[Figure data in JSON]
<<<<

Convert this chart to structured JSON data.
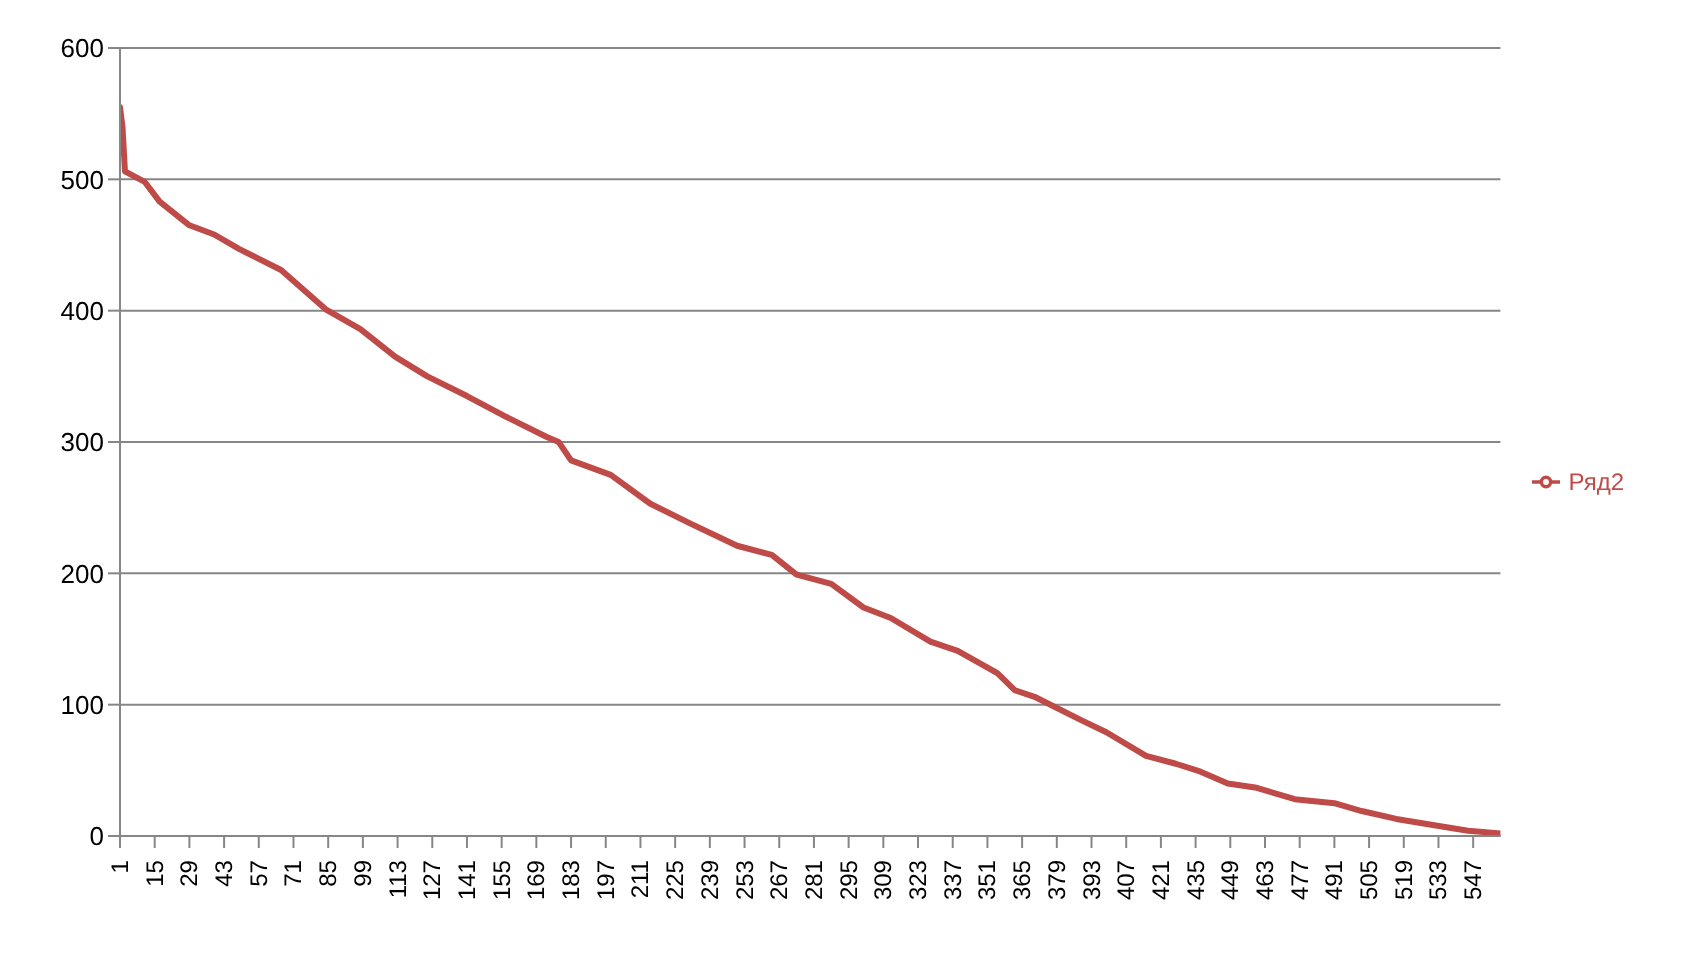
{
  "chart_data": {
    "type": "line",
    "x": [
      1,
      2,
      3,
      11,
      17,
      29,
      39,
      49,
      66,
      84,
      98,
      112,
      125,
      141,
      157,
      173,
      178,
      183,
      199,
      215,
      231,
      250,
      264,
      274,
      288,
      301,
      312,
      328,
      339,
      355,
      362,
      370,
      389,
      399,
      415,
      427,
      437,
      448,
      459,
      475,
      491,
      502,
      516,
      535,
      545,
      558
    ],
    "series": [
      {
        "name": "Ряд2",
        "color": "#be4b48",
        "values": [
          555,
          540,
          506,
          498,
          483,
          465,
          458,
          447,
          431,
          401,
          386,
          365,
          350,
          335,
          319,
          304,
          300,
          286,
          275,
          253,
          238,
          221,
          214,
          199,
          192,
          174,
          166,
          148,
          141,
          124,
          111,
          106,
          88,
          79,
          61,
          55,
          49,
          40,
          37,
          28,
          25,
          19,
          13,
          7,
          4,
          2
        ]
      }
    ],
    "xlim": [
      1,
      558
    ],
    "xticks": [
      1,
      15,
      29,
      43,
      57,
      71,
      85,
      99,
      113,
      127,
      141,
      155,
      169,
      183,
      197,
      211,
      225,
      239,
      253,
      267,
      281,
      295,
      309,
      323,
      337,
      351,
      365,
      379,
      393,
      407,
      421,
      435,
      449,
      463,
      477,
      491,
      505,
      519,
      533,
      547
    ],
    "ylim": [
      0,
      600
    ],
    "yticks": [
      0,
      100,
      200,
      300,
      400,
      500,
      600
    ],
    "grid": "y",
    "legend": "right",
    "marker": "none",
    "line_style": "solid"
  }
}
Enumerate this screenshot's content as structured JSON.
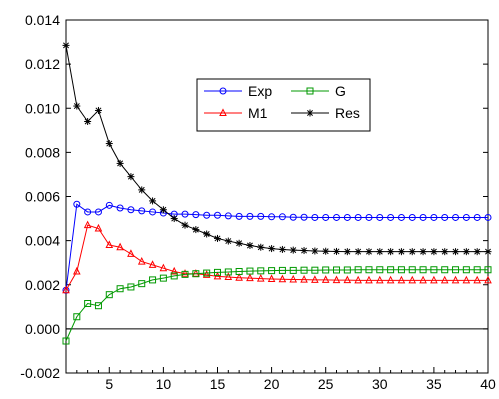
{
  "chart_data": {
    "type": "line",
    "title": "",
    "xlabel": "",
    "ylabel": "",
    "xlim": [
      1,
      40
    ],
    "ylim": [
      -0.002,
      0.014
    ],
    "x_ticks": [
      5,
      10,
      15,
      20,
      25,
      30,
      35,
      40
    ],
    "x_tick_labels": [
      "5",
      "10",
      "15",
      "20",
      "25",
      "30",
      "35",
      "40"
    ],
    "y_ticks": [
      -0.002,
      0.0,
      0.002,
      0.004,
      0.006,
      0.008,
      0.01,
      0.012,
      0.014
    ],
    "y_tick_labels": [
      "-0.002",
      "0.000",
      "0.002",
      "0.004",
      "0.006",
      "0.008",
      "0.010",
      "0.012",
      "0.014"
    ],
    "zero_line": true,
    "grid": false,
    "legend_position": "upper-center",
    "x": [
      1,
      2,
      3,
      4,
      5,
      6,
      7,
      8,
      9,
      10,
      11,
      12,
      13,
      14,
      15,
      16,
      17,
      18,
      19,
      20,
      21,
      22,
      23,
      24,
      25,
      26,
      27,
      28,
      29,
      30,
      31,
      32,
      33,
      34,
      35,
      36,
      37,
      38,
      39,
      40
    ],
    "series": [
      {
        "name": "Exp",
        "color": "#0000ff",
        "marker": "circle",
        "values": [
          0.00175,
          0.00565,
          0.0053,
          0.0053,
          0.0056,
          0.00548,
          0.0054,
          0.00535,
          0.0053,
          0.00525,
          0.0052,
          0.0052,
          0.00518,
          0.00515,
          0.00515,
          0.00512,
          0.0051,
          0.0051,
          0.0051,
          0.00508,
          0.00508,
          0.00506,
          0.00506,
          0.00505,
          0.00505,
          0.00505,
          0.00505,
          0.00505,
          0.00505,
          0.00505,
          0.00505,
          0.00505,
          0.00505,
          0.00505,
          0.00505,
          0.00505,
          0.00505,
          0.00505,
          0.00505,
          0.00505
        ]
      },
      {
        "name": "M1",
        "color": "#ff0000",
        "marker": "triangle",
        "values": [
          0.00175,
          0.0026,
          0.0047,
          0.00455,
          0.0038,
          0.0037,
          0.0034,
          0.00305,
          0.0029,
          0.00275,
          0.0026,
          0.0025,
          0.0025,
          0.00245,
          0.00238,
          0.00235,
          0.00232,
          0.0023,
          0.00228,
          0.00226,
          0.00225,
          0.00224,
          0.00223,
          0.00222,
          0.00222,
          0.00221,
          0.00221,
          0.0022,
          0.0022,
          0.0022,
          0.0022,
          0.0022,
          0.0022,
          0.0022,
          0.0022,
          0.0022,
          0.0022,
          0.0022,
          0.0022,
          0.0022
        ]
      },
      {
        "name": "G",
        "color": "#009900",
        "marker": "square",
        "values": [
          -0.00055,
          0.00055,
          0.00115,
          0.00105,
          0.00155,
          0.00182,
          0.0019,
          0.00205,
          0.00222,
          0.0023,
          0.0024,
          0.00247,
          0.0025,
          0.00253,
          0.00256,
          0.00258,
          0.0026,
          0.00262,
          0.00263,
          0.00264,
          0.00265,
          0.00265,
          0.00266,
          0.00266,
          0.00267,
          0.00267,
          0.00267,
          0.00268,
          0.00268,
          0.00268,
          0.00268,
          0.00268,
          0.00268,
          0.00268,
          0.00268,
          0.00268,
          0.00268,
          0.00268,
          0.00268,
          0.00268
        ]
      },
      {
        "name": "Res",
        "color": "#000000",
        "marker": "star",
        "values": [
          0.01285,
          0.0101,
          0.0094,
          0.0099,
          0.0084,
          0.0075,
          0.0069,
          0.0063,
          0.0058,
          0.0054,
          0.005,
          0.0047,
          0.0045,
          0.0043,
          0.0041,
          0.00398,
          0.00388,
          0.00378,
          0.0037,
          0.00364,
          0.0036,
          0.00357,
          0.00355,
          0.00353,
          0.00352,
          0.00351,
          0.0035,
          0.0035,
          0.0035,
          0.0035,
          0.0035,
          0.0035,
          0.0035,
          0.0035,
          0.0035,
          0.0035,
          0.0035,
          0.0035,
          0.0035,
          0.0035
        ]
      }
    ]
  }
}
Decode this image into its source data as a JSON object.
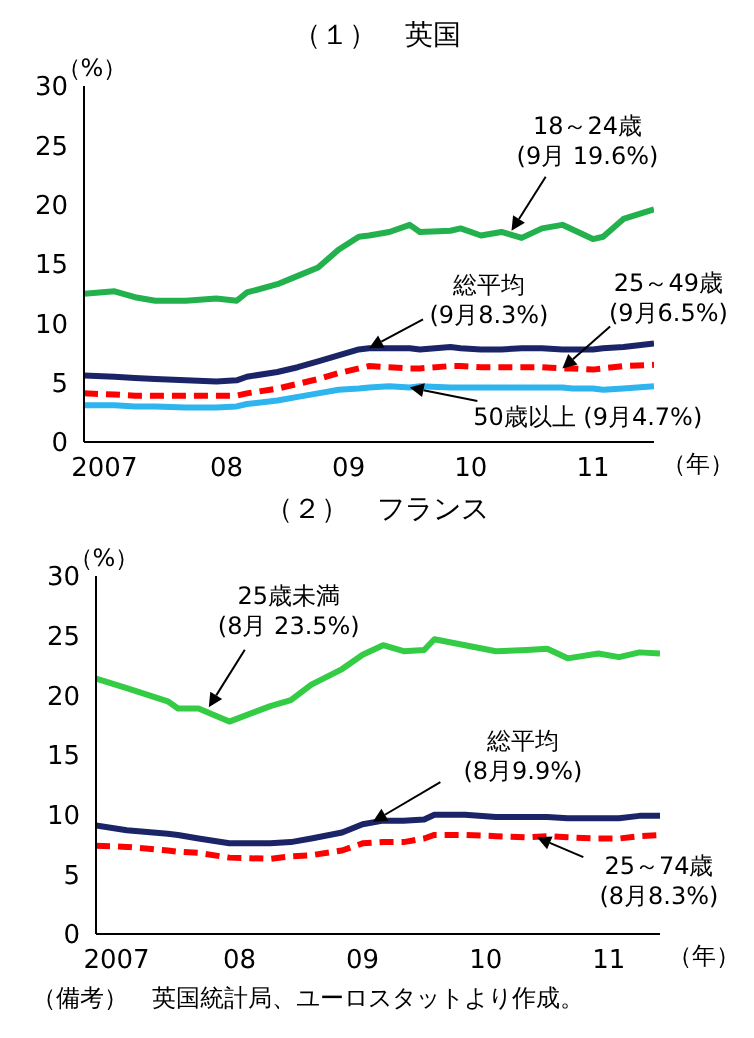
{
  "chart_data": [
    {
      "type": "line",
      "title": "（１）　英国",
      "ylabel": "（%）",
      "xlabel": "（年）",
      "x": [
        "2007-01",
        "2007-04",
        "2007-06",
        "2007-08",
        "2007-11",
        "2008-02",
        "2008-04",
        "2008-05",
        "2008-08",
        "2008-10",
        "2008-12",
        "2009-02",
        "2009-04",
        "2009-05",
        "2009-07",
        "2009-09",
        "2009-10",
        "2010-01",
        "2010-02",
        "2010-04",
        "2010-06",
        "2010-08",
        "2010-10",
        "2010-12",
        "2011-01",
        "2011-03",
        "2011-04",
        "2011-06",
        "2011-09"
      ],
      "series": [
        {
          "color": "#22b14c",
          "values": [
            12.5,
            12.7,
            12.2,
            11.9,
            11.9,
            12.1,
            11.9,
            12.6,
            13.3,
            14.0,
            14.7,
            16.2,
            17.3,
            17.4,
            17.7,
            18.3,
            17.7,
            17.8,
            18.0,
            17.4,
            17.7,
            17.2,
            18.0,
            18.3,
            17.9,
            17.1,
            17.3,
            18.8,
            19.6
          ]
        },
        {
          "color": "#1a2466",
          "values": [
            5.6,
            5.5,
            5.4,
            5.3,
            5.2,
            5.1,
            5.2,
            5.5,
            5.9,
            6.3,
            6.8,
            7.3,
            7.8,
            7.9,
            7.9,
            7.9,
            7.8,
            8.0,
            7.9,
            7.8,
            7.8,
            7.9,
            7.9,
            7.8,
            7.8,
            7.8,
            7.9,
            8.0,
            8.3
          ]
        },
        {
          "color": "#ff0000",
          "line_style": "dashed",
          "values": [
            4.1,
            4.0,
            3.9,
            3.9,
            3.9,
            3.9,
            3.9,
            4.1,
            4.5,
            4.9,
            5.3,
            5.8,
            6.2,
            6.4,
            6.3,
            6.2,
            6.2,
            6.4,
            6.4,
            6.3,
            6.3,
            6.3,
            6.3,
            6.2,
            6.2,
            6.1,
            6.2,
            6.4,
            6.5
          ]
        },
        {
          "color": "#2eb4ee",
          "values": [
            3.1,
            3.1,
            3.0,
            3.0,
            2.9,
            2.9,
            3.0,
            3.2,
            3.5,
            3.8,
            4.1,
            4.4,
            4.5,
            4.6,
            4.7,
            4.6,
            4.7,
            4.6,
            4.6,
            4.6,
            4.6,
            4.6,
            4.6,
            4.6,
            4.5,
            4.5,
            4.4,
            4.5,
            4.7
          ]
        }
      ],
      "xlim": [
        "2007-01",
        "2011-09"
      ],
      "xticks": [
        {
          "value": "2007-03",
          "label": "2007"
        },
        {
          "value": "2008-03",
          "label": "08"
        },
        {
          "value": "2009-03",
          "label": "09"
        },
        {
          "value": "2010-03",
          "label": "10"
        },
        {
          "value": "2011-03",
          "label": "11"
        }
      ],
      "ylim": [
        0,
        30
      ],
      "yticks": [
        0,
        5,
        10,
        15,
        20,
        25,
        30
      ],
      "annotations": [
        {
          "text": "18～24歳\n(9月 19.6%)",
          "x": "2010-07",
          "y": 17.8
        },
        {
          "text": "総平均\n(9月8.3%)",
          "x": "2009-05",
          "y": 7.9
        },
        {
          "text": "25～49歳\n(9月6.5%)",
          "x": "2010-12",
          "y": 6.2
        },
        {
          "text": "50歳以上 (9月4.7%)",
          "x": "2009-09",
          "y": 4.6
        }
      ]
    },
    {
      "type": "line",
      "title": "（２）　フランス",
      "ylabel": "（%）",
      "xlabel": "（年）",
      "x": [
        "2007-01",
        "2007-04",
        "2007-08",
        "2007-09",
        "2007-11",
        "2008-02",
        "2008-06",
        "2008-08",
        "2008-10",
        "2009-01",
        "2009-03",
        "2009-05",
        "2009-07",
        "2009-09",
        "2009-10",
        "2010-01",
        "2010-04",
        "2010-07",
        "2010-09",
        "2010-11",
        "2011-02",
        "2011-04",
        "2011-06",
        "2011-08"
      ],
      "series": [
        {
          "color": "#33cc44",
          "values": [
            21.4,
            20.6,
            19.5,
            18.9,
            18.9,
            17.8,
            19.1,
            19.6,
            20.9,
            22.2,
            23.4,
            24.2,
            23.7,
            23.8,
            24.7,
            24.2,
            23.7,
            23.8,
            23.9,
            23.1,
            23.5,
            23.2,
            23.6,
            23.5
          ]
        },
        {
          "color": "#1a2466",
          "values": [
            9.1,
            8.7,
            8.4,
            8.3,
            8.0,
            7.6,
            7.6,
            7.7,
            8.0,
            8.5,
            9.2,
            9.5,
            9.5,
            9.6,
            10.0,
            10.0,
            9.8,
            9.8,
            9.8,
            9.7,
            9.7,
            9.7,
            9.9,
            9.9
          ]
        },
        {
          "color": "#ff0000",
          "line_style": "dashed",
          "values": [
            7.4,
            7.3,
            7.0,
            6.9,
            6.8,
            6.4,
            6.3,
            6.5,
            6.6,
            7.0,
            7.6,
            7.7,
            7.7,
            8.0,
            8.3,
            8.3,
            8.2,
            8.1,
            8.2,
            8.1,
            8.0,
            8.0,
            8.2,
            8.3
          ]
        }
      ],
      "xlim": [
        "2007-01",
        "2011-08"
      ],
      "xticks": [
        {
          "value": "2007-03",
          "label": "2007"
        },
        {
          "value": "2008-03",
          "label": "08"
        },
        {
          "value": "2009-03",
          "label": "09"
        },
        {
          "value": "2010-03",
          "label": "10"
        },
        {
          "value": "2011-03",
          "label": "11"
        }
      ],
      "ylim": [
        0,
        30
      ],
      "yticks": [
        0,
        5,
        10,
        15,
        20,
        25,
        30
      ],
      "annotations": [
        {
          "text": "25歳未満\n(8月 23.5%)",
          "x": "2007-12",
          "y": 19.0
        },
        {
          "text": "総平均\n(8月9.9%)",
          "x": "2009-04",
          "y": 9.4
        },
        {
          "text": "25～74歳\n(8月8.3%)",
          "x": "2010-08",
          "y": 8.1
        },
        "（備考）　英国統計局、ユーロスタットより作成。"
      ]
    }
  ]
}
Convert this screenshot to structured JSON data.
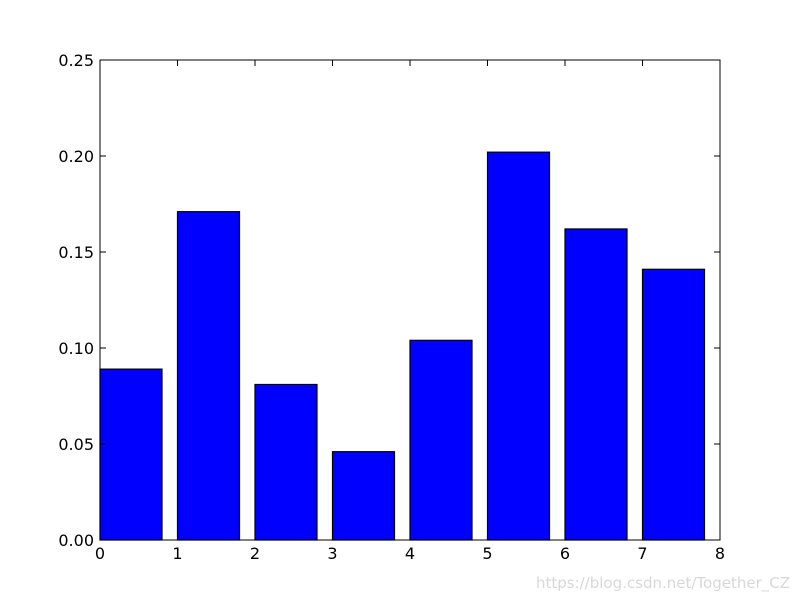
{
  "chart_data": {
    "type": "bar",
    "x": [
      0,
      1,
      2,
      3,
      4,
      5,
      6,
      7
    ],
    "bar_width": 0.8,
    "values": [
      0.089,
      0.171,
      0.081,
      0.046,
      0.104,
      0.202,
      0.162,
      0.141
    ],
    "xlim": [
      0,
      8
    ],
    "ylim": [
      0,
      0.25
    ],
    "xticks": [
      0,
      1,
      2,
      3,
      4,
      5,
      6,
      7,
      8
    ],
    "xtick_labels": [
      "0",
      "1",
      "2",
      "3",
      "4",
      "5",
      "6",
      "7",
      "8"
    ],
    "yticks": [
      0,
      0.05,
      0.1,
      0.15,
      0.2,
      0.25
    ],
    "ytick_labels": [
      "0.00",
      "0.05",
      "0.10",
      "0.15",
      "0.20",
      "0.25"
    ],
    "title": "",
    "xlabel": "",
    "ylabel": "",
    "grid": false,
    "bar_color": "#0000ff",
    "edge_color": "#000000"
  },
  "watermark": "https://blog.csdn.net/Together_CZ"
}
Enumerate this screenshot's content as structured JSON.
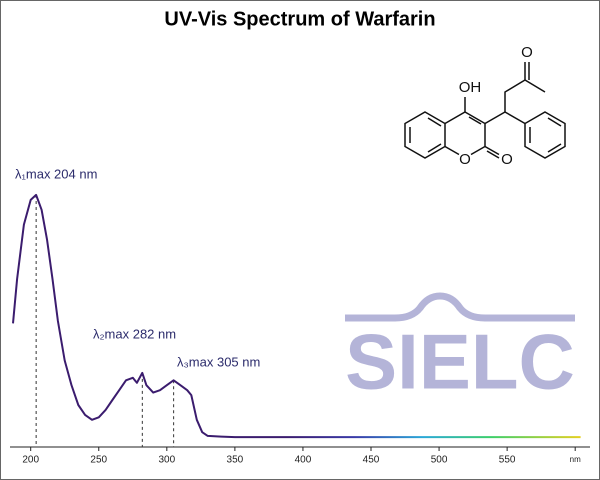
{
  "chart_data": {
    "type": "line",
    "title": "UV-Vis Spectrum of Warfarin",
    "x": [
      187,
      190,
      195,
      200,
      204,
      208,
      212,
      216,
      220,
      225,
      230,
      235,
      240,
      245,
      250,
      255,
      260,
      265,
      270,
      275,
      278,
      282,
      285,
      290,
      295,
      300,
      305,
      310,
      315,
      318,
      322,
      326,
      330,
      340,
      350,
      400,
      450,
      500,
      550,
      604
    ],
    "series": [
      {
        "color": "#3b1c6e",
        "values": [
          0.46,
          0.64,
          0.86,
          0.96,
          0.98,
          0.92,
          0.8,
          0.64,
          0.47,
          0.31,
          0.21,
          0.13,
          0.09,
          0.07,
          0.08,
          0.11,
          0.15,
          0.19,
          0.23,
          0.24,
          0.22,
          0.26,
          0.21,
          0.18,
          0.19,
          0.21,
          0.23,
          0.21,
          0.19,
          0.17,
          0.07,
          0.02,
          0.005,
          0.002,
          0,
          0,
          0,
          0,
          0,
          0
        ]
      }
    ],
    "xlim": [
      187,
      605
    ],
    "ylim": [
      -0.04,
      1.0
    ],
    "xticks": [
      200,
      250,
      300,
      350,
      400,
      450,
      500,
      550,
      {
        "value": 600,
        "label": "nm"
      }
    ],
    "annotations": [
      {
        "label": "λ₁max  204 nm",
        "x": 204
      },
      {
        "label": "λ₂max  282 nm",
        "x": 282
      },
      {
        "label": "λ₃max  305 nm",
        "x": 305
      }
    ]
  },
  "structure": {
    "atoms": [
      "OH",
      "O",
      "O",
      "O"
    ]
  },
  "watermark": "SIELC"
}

>>>>

| DIRECTION |
Copy each line from the records above that includes the string "title".

| CORRECT OUTPUT |
    "title": "",
      "title": "（１）　英国",
      "title": "（２）　フランス",
    "title": "",
    "title": "UV-Vis Spectrum of Warfarin",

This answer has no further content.